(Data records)
--
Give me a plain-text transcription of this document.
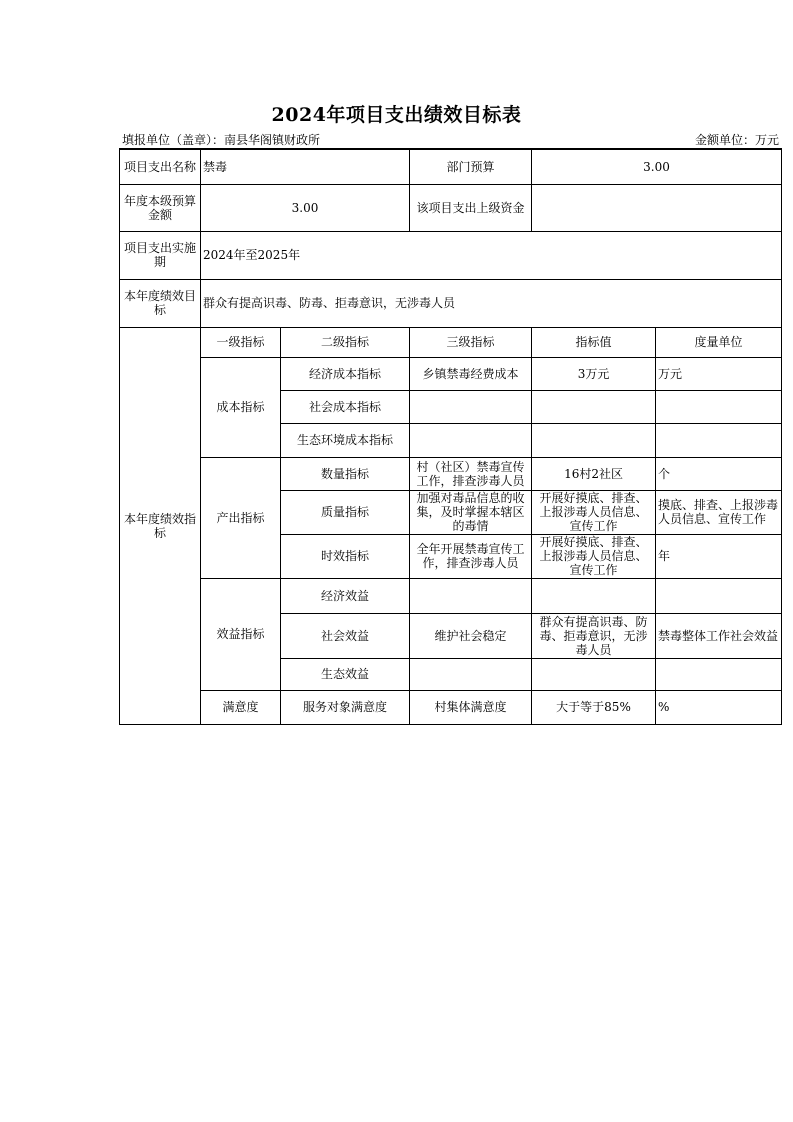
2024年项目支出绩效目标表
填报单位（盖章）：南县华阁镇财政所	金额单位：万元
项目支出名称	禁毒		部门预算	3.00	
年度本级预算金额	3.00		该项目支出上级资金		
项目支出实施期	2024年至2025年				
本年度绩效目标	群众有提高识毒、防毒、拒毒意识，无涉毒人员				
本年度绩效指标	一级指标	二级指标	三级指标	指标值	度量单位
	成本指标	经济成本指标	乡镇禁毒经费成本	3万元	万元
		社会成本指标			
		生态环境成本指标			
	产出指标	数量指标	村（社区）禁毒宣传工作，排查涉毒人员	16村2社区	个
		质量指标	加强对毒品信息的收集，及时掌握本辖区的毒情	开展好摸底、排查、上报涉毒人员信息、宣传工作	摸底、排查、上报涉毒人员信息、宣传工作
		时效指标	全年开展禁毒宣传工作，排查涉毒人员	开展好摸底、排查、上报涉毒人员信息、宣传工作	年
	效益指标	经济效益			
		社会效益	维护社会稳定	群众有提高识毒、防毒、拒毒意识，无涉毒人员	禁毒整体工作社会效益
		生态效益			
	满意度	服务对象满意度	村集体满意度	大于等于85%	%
--
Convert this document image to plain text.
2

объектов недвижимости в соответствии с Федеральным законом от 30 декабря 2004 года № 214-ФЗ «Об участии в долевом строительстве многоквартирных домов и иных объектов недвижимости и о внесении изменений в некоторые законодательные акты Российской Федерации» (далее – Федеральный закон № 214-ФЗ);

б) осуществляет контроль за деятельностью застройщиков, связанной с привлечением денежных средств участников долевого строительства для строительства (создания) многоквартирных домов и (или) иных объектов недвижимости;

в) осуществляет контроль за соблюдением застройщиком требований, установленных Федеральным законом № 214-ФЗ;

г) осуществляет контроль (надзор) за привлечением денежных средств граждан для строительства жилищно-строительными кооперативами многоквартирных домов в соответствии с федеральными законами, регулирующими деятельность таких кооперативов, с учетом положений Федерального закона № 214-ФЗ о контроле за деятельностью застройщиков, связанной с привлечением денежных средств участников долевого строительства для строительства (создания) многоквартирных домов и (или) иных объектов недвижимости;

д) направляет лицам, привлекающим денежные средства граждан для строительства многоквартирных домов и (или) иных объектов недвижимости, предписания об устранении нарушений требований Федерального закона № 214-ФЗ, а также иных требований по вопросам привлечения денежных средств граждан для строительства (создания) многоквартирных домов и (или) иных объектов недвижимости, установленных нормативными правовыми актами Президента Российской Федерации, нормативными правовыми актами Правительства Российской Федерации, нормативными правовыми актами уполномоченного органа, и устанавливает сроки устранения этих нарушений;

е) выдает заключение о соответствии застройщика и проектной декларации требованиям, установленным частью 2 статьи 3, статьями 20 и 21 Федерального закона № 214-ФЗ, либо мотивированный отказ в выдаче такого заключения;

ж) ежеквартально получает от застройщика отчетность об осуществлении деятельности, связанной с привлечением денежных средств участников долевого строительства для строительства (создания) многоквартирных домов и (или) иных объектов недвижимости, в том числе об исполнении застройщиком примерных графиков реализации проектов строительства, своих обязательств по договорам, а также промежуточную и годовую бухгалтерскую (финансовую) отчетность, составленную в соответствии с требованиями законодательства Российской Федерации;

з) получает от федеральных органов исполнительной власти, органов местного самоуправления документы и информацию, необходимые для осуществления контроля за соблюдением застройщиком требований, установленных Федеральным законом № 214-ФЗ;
--
What is needed> Search the entries for the word "застройщиков" and pick out every line that holds it.

Full solution>
б) осуществляет контроль за деятельностью застройщиков, связанной с привлечением денежных средств участников долевого строительства для строительства (создания) многоквартирных домов и (или) иных объектов недвижимости;
г) осуществляет контроль (надзор) за привлечением денежных средств граждан для строительства жилищно-строительными кооперативами многоквартирных домов в соответствии с федеральными законами, регулирующими деятельность таких кооперативов, с учетом положений Федерального закона № 214-ФЗ о контроле за деятельностью застройщиков, связанной с привлечением денежных средств участников долевого строительства для строительства (создания) многоквартирных домов и (или) иных объектов недвижимости;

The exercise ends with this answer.